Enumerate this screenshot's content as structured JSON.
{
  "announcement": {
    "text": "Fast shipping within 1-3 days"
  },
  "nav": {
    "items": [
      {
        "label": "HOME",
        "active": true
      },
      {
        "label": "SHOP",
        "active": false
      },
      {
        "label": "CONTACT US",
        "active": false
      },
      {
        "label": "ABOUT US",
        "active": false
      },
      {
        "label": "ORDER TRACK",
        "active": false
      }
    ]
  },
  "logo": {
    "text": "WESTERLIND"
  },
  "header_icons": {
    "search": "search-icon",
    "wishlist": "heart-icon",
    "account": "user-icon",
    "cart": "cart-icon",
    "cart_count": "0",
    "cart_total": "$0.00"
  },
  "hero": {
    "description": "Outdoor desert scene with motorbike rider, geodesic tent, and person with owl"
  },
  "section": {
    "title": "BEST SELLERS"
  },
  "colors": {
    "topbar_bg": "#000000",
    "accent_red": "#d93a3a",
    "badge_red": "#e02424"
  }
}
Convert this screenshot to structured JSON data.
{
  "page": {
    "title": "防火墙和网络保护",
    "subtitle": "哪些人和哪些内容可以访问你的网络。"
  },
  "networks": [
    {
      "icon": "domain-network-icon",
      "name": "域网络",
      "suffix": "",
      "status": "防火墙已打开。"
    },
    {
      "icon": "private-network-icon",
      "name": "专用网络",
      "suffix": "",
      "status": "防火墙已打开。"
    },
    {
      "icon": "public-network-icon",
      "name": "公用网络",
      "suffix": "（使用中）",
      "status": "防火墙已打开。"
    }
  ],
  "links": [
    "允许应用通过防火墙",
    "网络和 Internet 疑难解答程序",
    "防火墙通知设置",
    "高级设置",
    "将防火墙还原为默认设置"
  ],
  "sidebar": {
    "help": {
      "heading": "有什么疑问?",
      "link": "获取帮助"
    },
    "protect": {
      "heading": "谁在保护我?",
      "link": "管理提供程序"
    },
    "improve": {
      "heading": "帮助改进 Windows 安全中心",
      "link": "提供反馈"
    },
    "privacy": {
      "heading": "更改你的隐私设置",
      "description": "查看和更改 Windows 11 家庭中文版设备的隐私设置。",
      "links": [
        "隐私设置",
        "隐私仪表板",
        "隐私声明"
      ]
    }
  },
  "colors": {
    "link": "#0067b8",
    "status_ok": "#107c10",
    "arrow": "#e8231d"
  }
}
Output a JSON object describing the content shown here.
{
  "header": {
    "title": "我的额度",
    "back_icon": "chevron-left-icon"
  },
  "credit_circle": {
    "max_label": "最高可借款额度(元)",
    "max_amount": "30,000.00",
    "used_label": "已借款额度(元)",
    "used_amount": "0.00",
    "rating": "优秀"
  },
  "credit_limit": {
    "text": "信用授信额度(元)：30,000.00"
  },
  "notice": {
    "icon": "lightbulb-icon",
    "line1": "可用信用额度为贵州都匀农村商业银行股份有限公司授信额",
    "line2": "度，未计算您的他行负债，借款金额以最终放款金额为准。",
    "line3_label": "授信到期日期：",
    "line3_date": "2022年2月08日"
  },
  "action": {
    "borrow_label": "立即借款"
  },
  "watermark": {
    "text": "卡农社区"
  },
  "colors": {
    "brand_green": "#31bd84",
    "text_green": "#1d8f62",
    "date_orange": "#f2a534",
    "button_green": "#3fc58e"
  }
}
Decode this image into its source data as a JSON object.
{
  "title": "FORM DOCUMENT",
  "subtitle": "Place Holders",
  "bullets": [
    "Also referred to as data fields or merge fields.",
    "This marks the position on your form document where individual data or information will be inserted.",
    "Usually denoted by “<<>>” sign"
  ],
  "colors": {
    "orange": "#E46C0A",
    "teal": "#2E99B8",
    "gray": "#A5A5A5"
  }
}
----
Goal –
Quote, without alteration, the final stretch of the entries: the line with "Output a JSON" onward to the last line.

Problem solution –
Output a JSON object describing the content shown here.
{
  "header": {
    "title": "我的额度",
    "back_icon": "chevron-left-icon"
  },
  "credit_circle": {
    "max_label": "最高可借款额度(元)",
    "max_amount": "30,000.00",
    "used_label": "已借款额度(元)",
    "used_amount": "0.00",
    "rating": "优秀"
  },
  "credit_limit": {
    "text": "信用授信额度(元)：30,000.00"
  },
  "notice": {
    "icon": "lightbulb-icon",
    "line1": "可用信用额度为贵州都匀农村商业银行股份有限公司授信额",
    "line2": "度，未计算您的他行负债，借款金额以最终放款金额为准。",
    "line3_label": "授信到期日期：",
    "line3_date": "2022年2月08日"
  },
  "action": {
    "borrow_label": "立即借款"
  },
  "watermark": {
    "text": "卡农社区"
  },
  "colors": {
    "brand_green": "#31bd84",
    "text_green": "#1d8f62",
    "date_orange": "#f2a534",
    "button_green": "#3fc58e"
  }
}
Decode this image into its source data as a JSON object.
{
  "title": "FORM DOCUMENT",
  "subtitle": "Place Holders",
  "bullets": [
    "Also referred to as data fields or merge fields.",
    "This marks the position on your form document where individual data or information will be inserted.",
    "Usually denoted by “<<>>” sign"
  ],
  "colors": {
    "orange": "#E46C0A",
    "teal": "#2E99B8",
    "gray": "#A5A5A5"
  }
}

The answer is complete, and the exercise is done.